PROVIDED ENTRIES >>

========

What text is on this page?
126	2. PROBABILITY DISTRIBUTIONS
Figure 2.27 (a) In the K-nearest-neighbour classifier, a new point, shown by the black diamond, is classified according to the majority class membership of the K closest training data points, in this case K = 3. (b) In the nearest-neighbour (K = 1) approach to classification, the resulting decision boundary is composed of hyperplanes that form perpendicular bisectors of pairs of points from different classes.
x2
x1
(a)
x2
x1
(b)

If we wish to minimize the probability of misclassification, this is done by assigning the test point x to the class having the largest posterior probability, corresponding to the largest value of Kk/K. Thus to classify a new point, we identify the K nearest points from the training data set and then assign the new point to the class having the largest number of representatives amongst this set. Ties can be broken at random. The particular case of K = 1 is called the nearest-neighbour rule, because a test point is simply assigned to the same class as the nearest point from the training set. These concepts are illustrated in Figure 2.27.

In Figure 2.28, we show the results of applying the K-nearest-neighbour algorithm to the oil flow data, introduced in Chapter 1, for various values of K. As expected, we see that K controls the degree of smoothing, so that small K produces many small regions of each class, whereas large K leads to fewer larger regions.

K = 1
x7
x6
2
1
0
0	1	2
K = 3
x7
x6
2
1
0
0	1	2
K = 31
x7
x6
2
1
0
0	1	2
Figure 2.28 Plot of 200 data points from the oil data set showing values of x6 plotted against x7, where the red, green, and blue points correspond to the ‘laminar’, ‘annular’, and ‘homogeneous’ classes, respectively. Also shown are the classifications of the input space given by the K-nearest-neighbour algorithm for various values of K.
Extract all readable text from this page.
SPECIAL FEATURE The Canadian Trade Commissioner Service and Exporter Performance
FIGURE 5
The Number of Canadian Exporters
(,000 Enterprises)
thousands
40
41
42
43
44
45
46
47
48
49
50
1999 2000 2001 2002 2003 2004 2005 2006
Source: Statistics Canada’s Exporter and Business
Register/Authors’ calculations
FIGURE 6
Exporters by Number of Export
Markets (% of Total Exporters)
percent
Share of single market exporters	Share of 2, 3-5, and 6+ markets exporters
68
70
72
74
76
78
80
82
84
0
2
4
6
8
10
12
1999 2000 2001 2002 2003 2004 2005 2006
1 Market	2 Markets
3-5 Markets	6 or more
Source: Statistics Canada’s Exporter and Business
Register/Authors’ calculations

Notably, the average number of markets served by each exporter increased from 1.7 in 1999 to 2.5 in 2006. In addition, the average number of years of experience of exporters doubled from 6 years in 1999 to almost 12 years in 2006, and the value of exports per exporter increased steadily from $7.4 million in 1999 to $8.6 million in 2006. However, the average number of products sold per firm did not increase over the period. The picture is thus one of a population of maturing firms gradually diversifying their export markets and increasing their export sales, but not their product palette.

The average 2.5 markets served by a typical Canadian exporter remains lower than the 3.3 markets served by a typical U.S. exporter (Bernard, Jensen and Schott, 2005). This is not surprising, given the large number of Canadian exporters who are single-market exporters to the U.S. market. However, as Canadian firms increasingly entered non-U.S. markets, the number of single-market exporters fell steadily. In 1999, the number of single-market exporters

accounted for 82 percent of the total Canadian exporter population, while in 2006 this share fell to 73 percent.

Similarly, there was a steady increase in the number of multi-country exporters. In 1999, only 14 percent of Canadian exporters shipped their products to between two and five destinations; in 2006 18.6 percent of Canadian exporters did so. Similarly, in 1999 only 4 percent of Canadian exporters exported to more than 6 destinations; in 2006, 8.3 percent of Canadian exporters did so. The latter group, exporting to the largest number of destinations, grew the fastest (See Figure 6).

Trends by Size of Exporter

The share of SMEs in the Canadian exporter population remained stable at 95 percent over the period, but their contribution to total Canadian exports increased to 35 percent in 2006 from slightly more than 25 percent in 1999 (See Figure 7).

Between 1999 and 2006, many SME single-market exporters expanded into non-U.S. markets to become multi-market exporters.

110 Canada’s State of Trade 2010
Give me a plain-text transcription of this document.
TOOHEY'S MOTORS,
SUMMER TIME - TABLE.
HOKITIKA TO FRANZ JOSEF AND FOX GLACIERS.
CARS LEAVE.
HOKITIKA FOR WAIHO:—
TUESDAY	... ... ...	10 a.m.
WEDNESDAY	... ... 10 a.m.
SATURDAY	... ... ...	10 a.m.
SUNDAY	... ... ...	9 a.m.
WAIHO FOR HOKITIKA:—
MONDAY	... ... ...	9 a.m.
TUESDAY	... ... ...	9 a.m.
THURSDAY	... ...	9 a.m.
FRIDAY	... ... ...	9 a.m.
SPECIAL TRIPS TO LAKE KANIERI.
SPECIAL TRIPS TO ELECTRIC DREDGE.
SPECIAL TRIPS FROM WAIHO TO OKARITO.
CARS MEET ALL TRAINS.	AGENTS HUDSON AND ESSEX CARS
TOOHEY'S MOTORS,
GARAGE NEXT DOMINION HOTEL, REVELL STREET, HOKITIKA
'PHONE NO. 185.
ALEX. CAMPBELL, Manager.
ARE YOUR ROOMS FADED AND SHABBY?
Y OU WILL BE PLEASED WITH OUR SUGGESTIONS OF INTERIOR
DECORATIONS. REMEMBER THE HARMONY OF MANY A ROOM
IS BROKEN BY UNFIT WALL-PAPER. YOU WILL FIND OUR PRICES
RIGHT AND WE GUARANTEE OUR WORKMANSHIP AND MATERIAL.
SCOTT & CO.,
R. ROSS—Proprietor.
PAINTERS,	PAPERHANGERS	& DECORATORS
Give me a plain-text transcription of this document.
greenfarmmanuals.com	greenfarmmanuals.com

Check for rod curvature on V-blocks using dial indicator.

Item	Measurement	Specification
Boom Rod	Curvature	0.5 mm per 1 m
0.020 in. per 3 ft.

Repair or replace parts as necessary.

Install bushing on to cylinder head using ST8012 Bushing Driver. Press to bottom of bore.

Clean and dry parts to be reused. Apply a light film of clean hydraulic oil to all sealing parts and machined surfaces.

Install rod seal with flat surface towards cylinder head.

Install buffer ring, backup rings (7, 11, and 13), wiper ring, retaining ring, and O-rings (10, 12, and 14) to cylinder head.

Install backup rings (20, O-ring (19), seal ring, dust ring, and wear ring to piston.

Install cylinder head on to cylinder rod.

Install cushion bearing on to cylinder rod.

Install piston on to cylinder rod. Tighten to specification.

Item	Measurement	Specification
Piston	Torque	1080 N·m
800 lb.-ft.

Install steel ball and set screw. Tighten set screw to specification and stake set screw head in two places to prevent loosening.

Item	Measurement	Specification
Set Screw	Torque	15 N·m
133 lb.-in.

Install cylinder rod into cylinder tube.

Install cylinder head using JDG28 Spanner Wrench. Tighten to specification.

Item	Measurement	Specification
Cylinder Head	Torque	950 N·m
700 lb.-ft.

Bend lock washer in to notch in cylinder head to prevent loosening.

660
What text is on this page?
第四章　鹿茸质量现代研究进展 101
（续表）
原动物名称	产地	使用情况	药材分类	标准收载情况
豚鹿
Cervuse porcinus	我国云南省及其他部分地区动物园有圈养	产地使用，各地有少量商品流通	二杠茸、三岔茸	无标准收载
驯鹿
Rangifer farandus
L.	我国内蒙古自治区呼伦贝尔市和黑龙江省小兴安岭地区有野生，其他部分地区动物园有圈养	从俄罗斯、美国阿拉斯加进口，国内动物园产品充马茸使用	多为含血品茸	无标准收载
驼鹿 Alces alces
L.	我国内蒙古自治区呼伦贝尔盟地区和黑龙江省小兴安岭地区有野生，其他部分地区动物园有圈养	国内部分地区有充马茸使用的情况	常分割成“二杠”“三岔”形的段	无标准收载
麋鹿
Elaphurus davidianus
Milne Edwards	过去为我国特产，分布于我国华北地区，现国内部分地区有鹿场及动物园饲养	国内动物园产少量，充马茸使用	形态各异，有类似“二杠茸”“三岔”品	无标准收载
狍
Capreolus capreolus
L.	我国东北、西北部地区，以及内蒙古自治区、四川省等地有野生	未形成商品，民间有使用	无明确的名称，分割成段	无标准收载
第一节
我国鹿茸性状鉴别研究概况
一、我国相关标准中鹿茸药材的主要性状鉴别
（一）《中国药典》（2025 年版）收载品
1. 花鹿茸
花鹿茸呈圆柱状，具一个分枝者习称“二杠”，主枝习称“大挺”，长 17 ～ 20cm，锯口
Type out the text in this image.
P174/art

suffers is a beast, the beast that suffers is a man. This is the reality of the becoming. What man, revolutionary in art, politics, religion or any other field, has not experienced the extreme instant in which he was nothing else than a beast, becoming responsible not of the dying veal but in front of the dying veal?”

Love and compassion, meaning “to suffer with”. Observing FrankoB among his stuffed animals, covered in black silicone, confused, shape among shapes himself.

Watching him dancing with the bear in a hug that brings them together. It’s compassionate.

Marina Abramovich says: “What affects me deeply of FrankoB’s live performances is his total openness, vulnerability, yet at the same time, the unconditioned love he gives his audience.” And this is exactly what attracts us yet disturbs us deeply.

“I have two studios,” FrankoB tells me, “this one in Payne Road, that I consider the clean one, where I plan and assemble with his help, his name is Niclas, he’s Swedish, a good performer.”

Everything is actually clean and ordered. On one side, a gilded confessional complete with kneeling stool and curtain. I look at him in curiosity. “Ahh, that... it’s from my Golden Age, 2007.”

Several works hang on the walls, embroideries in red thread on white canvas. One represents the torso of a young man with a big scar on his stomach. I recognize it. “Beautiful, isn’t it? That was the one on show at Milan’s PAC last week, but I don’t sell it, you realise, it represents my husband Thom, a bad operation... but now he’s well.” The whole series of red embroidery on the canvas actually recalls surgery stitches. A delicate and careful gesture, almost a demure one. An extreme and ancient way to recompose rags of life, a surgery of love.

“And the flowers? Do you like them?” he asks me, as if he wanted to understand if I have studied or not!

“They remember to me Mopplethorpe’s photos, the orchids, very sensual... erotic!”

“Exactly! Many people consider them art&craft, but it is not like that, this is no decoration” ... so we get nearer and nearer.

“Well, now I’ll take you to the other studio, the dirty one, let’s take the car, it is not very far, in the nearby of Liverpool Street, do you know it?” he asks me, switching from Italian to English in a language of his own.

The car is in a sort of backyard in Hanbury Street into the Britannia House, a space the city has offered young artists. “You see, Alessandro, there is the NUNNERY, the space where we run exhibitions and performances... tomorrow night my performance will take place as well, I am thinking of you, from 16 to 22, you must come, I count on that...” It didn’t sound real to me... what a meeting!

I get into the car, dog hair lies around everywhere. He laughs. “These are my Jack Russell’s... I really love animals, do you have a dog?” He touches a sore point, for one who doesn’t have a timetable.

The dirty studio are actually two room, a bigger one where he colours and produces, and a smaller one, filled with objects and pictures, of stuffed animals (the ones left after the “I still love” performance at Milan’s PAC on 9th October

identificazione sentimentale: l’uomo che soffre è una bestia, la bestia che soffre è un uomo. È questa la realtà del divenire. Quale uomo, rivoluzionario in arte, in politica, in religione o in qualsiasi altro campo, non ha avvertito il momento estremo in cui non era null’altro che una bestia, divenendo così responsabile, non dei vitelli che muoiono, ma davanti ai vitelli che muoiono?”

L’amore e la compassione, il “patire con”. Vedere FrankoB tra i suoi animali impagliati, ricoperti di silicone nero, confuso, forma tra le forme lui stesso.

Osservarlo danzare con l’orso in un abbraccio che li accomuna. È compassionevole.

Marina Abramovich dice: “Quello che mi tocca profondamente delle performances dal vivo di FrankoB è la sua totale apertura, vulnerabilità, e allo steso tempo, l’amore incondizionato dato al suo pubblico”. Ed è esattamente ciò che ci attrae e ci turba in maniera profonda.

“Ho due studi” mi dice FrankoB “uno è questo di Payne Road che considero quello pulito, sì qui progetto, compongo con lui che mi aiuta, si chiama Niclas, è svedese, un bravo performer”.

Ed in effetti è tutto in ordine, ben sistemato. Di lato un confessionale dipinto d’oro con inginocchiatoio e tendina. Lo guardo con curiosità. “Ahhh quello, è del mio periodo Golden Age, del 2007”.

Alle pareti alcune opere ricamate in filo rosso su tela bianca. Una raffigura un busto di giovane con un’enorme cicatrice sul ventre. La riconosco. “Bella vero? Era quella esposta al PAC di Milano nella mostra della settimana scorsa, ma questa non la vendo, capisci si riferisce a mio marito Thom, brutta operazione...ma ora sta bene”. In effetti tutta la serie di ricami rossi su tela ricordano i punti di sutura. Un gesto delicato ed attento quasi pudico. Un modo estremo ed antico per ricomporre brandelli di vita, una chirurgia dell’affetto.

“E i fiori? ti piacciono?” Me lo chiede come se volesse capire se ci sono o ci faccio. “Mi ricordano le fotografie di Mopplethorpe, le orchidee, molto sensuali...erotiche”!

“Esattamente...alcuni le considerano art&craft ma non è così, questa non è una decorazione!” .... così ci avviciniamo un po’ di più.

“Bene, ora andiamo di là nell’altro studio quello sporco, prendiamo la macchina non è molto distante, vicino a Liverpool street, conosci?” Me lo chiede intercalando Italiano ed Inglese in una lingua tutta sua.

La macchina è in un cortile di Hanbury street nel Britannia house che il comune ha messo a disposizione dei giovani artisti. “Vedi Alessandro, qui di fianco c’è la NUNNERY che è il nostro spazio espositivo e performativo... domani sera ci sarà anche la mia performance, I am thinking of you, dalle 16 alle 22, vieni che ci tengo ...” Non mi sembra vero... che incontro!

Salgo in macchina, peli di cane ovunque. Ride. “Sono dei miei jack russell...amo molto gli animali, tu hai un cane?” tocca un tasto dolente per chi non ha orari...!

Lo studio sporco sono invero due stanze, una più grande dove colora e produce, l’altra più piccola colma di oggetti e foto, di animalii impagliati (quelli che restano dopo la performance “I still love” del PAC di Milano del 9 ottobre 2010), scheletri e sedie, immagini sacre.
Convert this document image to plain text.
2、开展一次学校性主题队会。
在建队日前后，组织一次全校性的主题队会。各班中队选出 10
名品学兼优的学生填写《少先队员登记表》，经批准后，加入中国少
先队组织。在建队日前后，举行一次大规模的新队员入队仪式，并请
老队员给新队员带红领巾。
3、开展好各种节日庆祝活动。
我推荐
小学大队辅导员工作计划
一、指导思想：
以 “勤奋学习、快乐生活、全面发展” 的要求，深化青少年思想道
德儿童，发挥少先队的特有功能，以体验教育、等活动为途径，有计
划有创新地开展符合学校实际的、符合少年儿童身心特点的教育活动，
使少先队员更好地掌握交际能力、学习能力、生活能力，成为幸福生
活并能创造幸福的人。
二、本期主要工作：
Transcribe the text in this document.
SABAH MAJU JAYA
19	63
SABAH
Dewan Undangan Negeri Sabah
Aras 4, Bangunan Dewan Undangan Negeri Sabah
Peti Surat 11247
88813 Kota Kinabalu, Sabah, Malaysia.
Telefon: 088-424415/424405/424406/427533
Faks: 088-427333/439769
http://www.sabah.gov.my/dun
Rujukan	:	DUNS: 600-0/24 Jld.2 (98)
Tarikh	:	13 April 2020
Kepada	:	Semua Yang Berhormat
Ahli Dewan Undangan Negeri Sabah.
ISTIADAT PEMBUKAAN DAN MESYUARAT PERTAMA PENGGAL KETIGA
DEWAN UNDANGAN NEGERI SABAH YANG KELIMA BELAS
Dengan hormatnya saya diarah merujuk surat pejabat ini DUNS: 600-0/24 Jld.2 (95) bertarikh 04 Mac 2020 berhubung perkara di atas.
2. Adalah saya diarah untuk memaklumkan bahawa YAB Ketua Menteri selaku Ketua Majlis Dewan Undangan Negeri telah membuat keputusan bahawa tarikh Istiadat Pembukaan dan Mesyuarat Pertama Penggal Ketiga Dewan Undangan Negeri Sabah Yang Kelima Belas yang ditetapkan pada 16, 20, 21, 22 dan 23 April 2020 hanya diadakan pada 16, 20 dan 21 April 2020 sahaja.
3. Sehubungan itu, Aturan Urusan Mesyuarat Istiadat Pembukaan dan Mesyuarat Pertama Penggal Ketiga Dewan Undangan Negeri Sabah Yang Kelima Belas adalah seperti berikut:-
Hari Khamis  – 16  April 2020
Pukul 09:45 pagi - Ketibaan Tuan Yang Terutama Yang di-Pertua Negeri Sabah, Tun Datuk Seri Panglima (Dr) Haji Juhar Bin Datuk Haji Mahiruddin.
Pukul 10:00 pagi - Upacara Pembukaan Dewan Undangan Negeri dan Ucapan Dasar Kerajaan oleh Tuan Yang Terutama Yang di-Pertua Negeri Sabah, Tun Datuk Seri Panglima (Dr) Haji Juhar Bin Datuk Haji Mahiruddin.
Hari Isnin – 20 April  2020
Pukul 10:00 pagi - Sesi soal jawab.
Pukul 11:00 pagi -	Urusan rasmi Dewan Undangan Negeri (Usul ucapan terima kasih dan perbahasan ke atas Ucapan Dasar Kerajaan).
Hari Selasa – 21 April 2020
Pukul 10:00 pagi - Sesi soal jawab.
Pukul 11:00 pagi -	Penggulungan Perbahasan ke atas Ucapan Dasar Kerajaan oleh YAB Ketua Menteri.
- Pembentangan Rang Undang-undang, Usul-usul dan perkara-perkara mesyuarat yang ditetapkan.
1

========

TASK >> List each line of the records that holds the string "same".

EXERCISE OUTPUT >>
If we wish to minimize the probability of misclassification, this is done by assigning the test point x to the class having the largest posterior probability, corresponding to the largest value of Kk/K. Thus to classify a new point, we identify the K nearest points from the training data set and then assign the new point to the class having the largest number of representatives amongst this set. Ties can be broken at random. The particular case of K = 1 is called the nearest-neighbour rule, because a test point is simply assigned to the same class as the nearest point from the training set. These concepts are illustrated in Figure 2.27.
Marina Abramovich says: “What affects me deeply of FrankoB’s live performances is his total openness, vulnerability, yet at the same time, the unconditioned love he gives his audience.” And this is exactly what attracts us yet disturbs us deeply.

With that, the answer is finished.